### Material for this exercise

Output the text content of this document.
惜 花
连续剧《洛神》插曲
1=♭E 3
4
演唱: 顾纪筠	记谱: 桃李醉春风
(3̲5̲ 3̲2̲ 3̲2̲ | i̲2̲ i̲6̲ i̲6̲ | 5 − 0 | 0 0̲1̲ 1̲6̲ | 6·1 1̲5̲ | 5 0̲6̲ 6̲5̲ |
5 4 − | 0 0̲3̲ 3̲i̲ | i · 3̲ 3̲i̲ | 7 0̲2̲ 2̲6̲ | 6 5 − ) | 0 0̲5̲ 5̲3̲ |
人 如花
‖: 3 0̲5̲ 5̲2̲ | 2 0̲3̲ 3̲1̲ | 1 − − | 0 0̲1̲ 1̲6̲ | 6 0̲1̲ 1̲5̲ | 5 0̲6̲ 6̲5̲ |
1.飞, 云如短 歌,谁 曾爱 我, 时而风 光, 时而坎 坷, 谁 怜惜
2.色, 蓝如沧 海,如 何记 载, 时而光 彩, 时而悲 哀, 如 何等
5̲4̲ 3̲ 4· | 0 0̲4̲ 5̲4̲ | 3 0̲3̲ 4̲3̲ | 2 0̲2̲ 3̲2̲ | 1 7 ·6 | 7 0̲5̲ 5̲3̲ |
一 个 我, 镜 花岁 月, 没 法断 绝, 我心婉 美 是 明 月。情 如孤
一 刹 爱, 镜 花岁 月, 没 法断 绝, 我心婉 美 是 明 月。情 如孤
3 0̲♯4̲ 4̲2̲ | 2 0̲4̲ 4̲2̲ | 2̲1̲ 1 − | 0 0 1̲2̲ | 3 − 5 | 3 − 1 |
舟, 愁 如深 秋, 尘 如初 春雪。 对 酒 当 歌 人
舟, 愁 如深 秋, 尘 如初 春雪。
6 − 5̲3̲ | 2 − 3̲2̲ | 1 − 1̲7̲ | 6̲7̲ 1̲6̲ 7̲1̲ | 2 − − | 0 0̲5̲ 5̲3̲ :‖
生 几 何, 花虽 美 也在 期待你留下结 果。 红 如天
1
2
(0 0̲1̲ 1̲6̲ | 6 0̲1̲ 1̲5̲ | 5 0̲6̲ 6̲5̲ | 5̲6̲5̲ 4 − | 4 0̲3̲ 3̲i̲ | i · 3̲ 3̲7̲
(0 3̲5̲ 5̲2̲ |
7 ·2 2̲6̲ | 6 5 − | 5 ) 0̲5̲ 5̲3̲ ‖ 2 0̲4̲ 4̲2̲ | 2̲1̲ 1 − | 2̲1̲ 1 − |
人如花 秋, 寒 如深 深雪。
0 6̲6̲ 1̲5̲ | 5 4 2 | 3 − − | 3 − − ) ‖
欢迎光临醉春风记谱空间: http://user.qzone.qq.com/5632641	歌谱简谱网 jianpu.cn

######

-- What is needed --
Return all of the above records exactly, leaving no line out.

-- Solution below --
Output the text content of this document.
惜 花
连续剧《洛神》插曲
1=♭E 3
4
演唱: 顾纪筠	记谱: 桃李醉春风
(3̲5̲ 3̲2̲ 3̲2̲ | i̲2̲ i̲6̲ i̲6̲ | 5 − 0 | 0 0̲1̲ 1̲6̲ | 6·1 1̲5̲ | 5 0̲6̲ 6̲5̲ |
5 4 − | 0 0̲3̲ 3̲i̲ | i · 3̲ 3̲i̲ | 7 0̲2̲ 2̲6̲ | 6 5 − ) | 0 0̲5̲ 5̲3̲ |
人 如花
‖: 3 0̲5̲ 5̲2̲ | 2 0̲3̲ 3̲1̲ | 1 − − | 0 0̲1̲ 1̲6̲ | 6 0̲1̲ 1̲5̲ | 5 0̲6̲ 6̲5̲ |
1.飞, 云如短 歌,谁 曾爱 我, 时而风 光, 时而坎 坷, 谁 怜惜
2.色, 蓝如沧 海,如 何记 载, 时而光 彩, 时而悲 哀, 如 何等
5̲4̲ 3̲ 4· | 0 0̲4̲ 5̲4̲ | 3 0̲3̲ 4̲3̲ | 2 0̲2̲ 3̲2̲ | 1 7 ·6 | 7 0̲5̲ 5̲3̲ |
一 个 我, 镜 花岁 月, 没 法断 绝, 我心婉 美 是 明 月。情 如孤
一 刹 爱, 镜 花岁 月, 没 法断 绝, 我心婉 美 是 明 月。情 如孤
3 0̲♯4̲ 4̲2̲ | 2 0̲4̲ 4̲2̲ | 2̲1̲ 1 − | 0 0 1̲2̲ | 3 − 5 | 3 − 1 |
舟, 愁 如深 秋, 尘 如初 春雪。 对 酒 当 歌 人
舟, 愁 如深 秋, 尘 如初 春雪。
6 − 5̲3̲ | 2 − 3̲2̲ | 1 − 1̲7̲ | 6̲7̲ 1̲6̲ 7̲1̲ | 2 − − | 0 0̲5̲ 5̲3̲ :‖
生 几 何, 花虽 美 也在 期待你留下结 果。 红 如天
1
2
(0 0̲1̲ 1̲6̲ | 6 0̲1̲ 1̲5̲ | 5 0̲6̲ 6̲5̲ | 5̲6̲5̲ 4 − | 4 0̲3̲ 3̲i̲ | i · 3̲ 3̲7̲
(0 3̲5̲ 5̲2̲ |
7 ·2 2̲6̲ | 6 5 − | 5 ) 0̲5̲ 5̲3̲ ‖ 2 0̲4̲ 4̲2̲ | 2̲1̲ 1 − | 2̲1̲ 1 − |
人如花 秋, 寒 如深 深雪。
0 6̲6̲ 1̲5̲ | 5 4 2 | 3 − − | 3 − − ) ‖
欢迎光临醉春风记谱空间: http://user.qzone.qq.com/5632641	歌谱简谱网 jianpu.cn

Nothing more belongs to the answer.